(Task instructions): The answer is a single number: how many lines hold the string "addressing".
>> begin
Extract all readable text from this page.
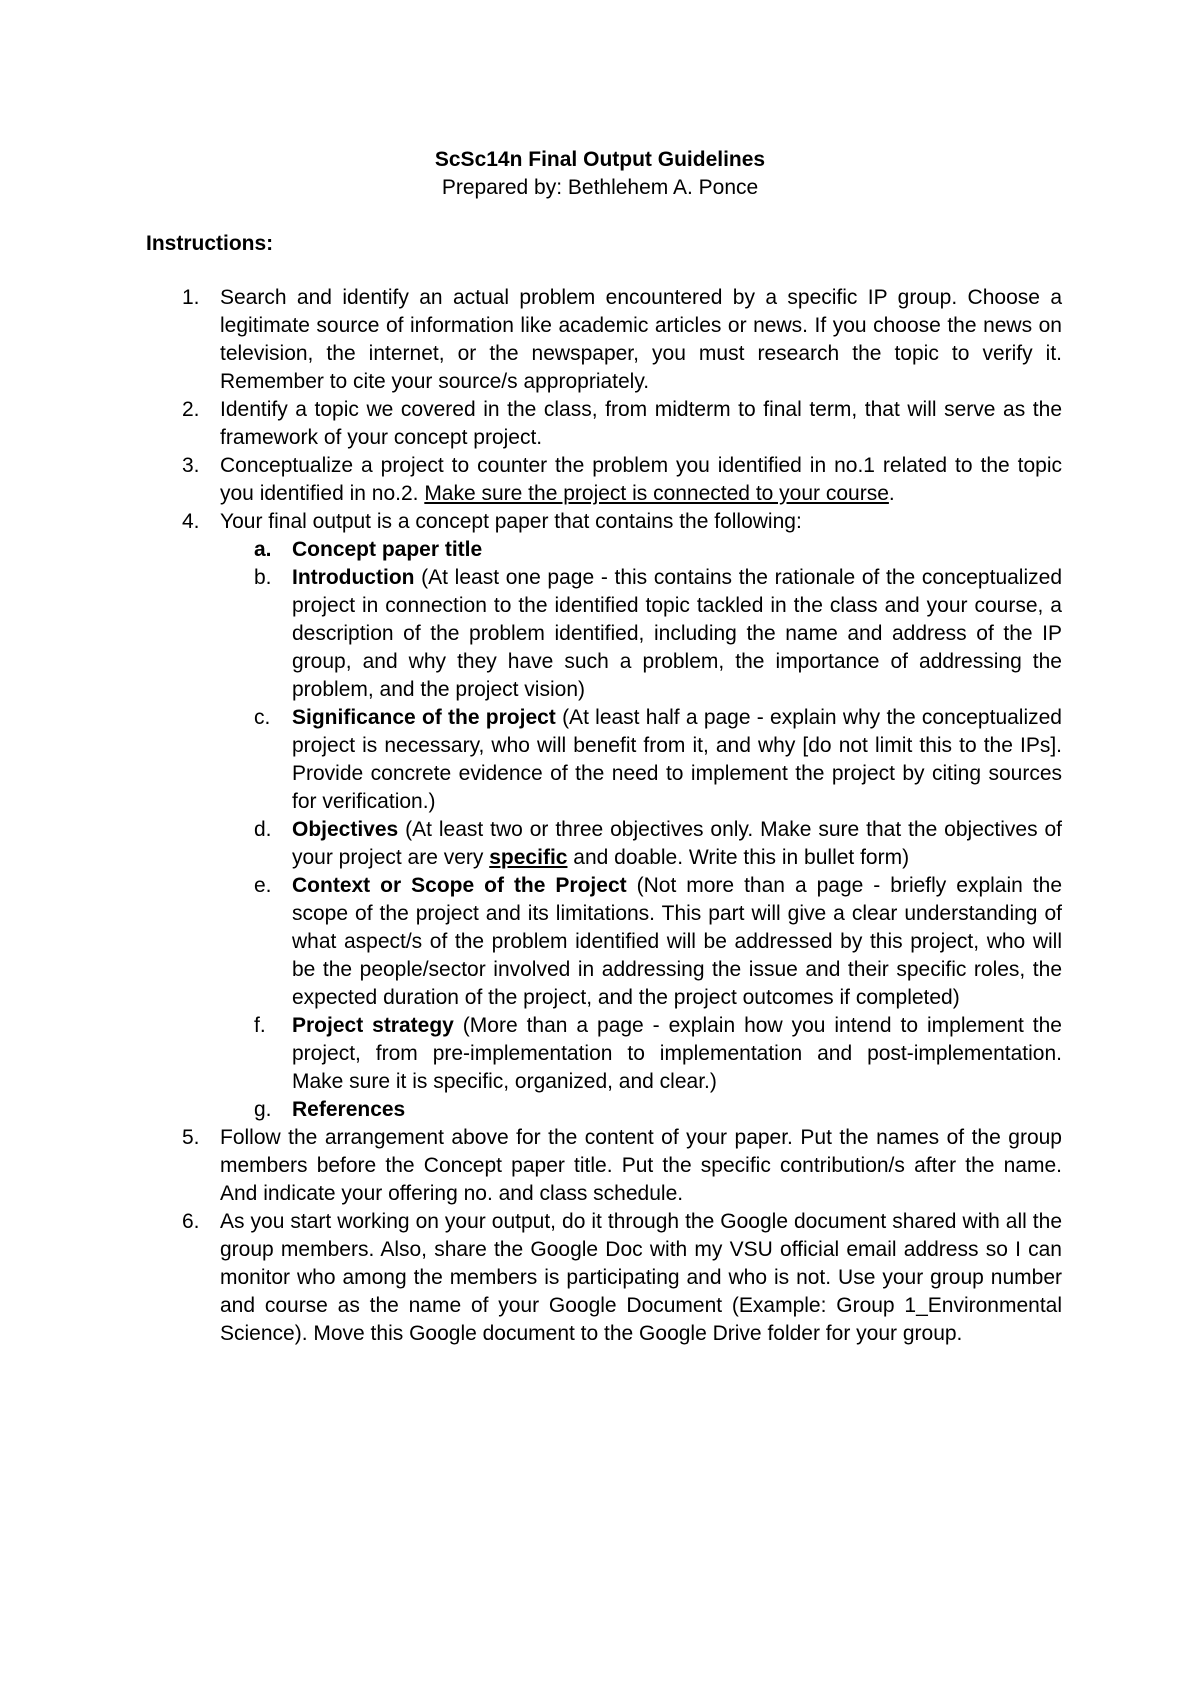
ScSc14n Final Output Guidelines
Prepared by: Bethlehem A. Ponce
Instructions:
1. Search and identify an actual problem encountered by a specific IP group. Choose a legitimate source of information like academic articles or news. If you choose the news on television, the internet, or the newspaper, you must research the topic to verify it. Remember to cite your source/s appropriately.
2. Identify a topic we covered in the class, from midterm to final term, that will serve as the framework of your concept project.
3. Conceptualize a project to counter the problem you identified in no.1 related to the topic you identified in no.2. Make sure the project is connected to your course.
4. Your final output is a concept paper that contains the following:
a. Concept paper title
b. Introduction (At least one page - this contains the rationale of the conceptualized project in connection to the identified topic tackled in the class and your course, a description of the problem identified, including the name and address of the IP group, and why they have such a problem, the importance of addressing the problem, and the project vision)
c. Significance of the project (At least half a page - explain why the conceptualized project is necessary, who will benefit from it, and why [do not limit this to the IPs]. Provide concrete evidence of the need to implement the project by citing sources for verification.)
d. Objectives (At least two or three objectives only. Make sure that the objectives of your project are very specific and doable. Write this in bullet form)
e. Context or Scope of the Project (Not more than a page - briefly explain the scope of the project and its limitations. This part will give a clear understanding of what aspect/s of the problem identified will be addressed by this project, who will be the people/sector involved in addressing the issue and their specific roles, the expected duration of the project, and the project outcomes if completed)
f. Project strategy (More than a page - explain how you intend to implement the project, from pre-implementation to implementation and post-implementation. Make sure it is specific, organized, and clear.)
g. References
5. Follow the arrangement above for the content of your paper. Put the names of the group members before the Concept paper title. Put the specific contribution/s after the name. And indicate your offering no. and class schedule.
6. As you start working on your output, do it through the Google document shared with all the group members. Also, share the Google Doc with my VSU official email address so I can monitor who among the members is participating and who is not. Use your group number and course as the name of your Google Document (Example: Group 1_Environmental Science). Move this Google document to the Google Drive folder for your group.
>> end
(Solved exercise): 2